**Exercise prompt**
Reply with one number: how many lines contain the word "normal".

** start of Listed records **

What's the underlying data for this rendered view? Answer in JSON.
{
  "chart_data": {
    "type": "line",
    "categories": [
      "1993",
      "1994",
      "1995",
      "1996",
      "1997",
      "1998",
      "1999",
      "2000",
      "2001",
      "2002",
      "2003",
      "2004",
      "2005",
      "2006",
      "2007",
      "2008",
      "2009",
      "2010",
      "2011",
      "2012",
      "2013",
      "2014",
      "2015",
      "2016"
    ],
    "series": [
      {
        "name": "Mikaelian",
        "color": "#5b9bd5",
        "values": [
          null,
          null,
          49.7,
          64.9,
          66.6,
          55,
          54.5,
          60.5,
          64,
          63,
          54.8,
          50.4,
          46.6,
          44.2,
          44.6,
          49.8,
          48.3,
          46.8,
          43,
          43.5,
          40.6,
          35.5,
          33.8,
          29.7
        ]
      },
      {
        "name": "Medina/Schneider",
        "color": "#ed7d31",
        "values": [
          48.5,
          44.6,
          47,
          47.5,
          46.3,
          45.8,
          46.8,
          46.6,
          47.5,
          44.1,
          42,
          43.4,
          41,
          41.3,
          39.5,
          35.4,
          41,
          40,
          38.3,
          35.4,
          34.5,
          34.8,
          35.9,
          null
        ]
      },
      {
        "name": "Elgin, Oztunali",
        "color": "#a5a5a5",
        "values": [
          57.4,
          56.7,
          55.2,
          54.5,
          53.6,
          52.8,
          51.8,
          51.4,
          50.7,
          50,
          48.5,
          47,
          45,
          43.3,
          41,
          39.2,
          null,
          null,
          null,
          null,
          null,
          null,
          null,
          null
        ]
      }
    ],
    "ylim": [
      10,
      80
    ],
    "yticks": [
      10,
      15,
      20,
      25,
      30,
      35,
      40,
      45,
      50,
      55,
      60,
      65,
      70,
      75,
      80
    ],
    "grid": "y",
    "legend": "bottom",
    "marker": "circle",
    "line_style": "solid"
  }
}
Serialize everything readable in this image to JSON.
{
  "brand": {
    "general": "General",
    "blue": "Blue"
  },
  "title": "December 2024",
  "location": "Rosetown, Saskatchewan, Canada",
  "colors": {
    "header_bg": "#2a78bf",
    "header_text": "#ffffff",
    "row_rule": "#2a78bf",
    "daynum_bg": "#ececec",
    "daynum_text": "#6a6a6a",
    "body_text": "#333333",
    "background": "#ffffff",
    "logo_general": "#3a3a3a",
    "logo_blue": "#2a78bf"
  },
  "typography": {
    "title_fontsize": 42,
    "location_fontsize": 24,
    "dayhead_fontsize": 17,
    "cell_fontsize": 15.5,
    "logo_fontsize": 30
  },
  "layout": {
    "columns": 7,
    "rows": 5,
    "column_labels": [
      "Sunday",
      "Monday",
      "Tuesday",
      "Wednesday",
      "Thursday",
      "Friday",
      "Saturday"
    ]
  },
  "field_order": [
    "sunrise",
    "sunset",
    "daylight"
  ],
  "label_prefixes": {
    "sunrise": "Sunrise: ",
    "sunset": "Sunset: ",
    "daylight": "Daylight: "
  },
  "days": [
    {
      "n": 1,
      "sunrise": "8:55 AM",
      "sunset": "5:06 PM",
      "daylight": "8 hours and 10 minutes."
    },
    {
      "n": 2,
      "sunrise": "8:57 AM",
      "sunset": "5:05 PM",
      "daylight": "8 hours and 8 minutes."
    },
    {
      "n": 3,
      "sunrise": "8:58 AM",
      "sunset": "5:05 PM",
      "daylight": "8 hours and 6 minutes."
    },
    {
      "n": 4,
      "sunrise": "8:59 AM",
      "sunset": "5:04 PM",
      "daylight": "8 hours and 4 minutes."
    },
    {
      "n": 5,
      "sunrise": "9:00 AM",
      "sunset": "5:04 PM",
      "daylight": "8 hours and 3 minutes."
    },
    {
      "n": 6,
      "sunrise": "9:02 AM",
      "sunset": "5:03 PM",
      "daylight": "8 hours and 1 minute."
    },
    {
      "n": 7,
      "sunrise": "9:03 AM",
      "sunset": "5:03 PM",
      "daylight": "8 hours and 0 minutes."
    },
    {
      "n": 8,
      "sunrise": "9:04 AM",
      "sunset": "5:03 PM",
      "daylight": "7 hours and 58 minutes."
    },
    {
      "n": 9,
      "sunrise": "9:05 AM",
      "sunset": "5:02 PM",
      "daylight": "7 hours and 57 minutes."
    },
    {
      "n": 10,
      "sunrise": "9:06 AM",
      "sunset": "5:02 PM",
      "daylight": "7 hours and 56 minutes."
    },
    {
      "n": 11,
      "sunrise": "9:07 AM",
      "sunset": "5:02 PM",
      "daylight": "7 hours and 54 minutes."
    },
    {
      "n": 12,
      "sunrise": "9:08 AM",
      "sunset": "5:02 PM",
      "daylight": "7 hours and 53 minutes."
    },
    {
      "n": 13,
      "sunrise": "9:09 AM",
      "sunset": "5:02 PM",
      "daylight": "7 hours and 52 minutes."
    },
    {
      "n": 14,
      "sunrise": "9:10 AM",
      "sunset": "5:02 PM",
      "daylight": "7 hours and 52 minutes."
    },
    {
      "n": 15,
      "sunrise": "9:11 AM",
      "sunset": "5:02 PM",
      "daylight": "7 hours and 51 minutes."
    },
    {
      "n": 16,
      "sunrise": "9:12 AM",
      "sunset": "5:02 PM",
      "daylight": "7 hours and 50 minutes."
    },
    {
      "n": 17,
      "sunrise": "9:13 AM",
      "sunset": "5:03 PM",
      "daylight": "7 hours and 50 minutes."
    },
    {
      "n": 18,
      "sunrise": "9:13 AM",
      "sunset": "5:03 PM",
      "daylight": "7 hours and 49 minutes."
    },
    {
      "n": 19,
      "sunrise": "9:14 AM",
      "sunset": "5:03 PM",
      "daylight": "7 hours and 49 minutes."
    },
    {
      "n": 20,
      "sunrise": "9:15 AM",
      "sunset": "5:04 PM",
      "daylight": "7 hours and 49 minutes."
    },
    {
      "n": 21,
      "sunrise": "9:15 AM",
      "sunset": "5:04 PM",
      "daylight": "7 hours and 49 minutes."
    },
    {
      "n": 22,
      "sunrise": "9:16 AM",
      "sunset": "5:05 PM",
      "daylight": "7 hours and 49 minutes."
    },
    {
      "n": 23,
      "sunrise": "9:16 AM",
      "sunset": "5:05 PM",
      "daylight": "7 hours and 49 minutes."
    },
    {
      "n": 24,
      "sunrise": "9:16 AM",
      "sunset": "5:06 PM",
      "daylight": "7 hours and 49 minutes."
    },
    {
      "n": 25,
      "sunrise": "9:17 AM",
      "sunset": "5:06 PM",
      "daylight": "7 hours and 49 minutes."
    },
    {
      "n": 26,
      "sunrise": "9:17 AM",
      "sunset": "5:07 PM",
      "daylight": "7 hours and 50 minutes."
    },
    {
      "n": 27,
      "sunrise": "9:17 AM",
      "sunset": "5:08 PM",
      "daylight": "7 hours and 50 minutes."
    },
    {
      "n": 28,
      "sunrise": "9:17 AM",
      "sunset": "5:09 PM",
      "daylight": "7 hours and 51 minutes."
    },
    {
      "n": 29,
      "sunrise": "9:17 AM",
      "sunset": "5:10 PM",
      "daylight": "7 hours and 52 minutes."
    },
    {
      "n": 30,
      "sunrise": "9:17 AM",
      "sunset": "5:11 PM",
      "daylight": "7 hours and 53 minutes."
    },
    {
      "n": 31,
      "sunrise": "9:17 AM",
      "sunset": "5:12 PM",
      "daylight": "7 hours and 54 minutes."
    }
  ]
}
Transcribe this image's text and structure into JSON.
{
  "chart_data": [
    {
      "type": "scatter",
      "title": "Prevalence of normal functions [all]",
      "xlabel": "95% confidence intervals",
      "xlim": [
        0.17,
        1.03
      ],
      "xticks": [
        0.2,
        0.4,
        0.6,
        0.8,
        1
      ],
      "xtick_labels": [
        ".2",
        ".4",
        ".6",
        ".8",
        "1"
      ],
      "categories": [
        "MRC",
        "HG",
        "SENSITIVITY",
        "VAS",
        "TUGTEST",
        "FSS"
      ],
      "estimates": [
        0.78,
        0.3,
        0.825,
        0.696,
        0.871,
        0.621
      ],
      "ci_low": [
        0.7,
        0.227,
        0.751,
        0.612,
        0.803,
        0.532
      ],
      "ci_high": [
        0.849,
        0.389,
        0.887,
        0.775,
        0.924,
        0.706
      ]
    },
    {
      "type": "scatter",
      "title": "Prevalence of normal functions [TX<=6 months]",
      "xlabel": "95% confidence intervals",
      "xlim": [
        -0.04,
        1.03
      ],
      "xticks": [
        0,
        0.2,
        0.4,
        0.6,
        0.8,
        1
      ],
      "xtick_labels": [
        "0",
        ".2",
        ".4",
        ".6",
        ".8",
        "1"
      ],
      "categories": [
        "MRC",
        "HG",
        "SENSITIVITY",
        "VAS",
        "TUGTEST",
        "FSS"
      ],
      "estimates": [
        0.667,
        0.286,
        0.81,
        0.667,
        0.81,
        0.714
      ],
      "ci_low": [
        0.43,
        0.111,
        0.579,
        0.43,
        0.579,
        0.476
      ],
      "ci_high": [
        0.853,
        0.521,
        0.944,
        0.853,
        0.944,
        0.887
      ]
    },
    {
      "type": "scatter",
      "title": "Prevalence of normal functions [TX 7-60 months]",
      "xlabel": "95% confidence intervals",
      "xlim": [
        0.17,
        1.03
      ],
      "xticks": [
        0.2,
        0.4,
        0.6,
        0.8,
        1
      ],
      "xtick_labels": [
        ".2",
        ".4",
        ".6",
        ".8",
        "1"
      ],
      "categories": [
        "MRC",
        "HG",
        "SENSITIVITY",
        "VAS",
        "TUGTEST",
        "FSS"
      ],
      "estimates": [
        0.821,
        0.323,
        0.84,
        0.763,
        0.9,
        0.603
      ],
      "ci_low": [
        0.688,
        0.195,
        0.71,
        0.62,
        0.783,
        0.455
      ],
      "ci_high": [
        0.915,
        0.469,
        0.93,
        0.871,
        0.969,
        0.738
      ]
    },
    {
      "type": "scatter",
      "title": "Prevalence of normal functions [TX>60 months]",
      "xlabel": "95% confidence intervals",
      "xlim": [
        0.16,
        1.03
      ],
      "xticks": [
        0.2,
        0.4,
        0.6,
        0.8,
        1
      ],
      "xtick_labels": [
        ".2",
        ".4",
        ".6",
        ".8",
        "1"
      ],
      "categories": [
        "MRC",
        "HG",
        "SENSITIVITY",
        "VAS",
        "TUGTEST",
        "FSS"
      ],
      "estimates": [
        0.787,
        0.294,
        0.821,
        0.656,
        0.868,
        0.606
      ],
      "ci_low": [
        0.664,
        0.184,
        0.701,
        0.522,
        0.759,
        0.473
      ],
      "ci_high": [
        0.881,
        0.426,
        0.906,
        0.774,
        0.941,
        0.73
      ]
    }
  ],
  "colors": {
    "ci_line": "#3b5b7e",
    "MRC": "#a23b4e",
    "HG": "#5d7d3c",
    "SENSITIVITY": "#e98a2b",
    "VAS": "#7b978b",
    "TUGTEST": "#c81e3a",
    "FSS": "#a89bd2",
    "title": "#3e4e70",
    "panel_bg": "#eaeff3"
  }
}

** end of Listed records **

**Task output**
4